TEXT TO READ
"""

Friday, October 5, 2012

Scheduled Jobs

We have a bunch of scheduled jobs running on various systems, mostly run by the Linux cron and a few by Quartz. There are around 25 to 30 of them. I like to categorize, so this post is about the various categories of these jobs.

Daily Emails

Data Analytics

There are reports available on the application console, but emails serve 3 purposes
  1. Push paradigm - don't have to login into the console
  2. Certain reports are internal, does not make sense to build an UI
  3. Can forward these reports to interested parties who do not have access to the console

System Health

There is Cacti to monitor systems, but emails require no initiative from the user to see these reports, and that helps. Following information are sent out for each system (node):
  1. 15 min average CPU load throughout last 24 hours
  2. 15 min average memory utilization throughout last 24 hours
  3. Disk usage at the end of the day
There is a helper job running every 15 minutes to collect the data from all nodes

Log Reports

  1. Access log reports that provide a snapshot of number of requests to various URLs, including images and other static resources. Helps us to track hacking attempts, 404 and other errors, and general load on systems and specific services.

"""

AIM OF THE TASK
Answer these from the post on scheduled jobs:
(a) Roughly how many scheduled jobs are there?
(b) How often does the helper job collect data from all nodes?
(c) Which tool is named for monitoring systems?
The entries have nothing to do with the post on scheduled jobs.

DATA LINES
"""

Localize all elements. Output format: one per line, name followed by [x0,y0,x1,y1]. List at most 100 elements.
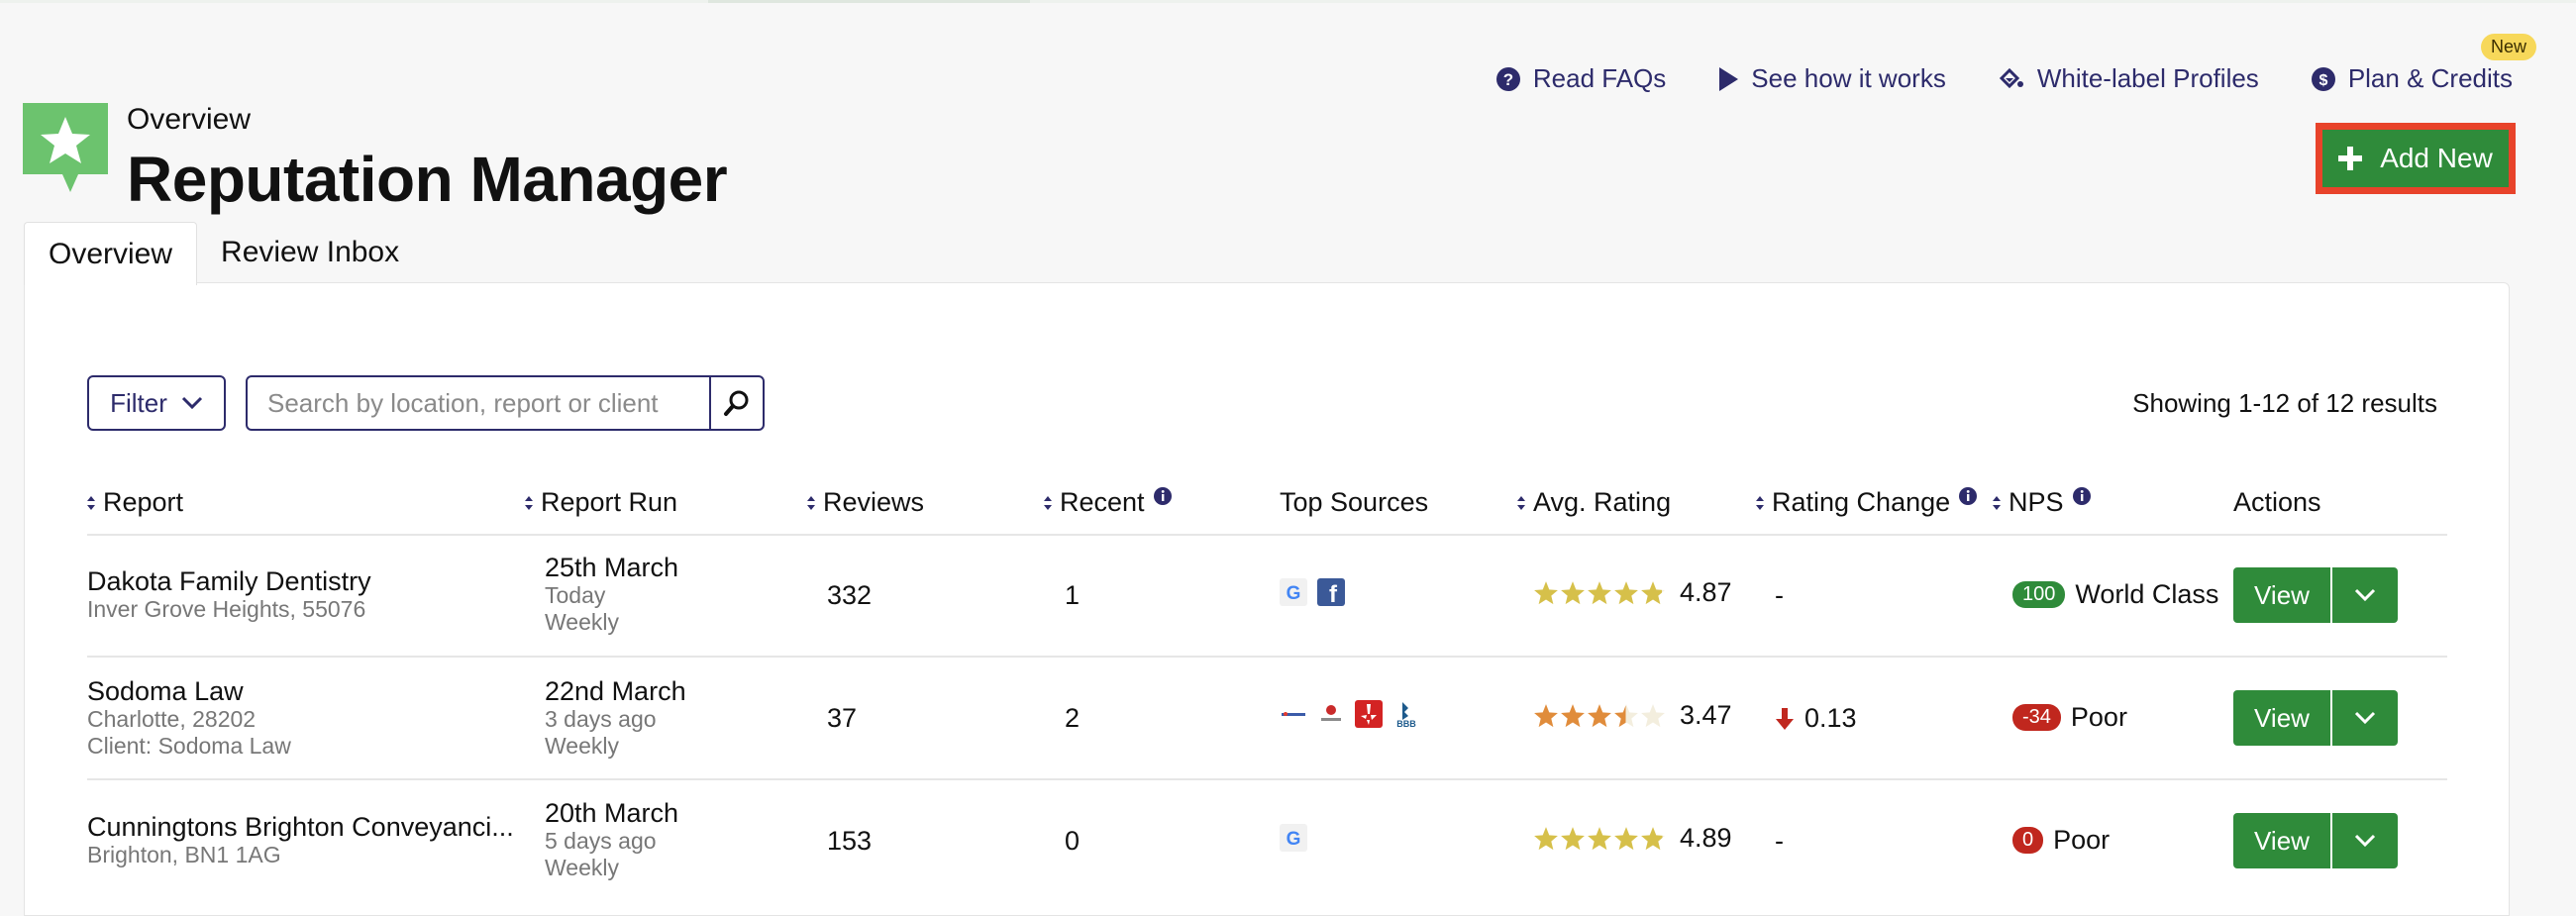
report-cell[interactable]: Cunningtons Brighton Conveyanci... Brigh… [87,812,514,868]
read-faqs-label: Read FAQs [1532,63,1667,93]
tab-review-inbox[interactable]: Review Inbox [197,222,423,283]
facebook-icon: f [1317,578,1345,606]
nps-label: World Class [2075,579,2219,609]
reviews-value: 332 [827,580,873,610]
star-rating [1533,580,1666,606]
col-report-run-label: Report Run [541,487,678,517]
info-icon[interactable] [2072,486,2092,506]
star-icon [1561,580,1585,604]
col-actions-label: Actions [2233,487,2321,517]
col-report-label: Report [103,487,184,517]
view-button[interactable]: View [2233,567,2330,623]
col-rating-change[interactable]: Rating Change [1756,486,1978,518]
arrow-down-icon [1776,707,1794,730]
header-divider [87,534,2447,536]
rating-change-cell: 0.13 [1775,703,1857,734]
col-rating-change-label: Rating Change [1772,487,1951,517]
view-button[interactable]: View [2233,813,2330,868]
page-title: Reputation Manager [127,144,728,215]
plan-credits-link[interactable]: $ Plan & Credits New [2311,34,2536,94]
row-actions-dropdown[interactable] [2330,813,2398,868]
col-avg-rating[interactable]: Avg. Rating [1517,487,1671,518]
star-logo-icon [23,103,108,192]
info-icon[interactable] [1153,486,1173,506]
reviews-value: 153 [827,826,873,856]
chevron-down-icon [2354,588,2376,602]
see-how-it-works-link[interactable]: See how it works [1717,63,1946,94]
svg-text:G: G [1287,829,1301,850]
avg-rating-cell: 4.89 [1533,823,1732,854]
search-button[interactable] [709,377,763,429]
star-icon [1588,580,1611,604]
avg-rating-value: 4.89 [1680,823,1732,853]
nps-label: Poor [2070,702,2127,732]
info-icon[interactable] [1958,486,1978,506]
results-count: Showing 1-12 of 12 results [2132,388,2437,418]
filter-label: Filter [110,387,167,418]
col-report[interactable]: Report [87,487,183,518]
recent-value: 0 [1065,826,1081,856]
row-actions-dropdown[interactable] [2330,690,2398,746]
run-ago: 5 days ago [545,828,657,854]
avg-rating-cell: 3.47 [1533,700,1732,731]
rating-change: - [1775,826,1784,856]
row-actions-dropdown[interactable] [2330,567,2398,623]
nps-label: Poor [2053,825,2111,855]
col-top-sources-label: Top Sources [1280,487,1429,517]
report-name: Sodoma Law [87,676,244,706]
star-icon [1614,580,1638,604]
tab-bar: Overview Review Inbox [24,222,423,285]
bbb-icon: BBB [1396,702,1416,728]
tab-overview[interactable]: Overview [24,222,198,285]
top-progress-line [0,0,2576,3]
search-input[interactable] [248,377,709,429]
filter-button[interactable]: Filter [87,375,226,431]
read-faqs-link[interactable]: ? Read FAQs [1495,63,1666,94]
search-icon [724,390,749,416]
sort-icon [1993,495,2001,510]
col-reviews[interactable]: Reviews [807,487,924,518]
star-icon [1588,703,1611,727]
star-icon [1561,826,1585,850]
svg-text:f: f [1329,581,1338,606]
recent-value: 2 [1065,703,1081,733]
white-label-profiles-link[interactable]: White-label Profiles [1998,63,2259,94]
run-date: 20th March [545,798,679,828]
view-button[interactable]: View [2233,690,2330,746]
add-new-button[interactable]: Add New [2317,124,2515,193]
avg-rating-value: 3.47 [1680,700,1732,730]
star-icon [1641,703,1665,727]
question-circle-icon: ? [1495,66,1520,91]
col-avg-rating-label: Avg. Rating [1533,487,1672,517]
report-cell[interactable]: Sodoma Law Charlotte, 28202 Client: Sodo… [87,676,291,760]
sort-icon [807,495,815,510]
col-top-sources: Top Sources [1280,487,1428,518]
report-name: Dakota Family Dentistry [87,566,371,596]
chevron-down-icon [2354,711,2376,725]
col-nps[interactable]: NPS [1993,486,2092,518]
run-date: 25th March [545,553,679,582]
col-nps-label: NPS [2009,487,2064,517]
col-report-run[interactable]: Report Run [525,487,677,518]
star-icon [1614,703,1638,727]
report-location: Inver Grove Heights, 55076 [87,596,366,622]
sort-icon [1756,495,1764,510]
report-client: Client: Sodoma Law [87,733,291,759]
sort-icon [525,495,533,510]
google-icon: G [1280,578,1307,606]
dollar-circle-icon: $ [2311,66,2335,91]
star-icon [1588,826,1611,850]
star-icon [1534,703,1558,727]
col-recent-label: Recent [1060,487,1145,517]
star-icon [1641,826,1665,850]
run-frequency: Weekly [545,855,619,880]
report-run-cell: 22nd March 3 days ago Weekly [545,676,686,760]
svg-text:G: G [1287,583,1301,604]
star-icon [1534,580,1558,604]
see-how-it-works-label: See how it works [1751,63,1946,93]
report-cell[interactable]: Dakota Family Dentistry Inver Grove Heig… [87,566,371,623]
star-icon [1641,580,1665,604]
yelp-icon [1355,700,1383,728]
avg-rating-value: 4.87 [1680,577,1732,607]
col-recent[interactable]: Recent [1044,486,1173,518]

"""
"""

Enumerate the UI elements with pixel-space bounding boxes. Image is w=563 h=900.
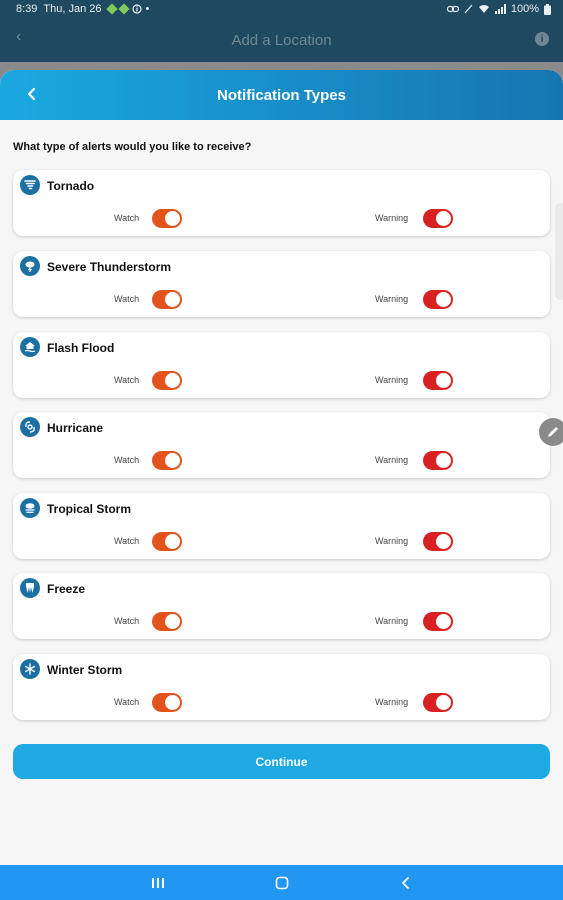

"""

PROBLEM SOLUTION
(a) Around 25 to 30.
(b) Every 15 minutes.
(c) Cacti.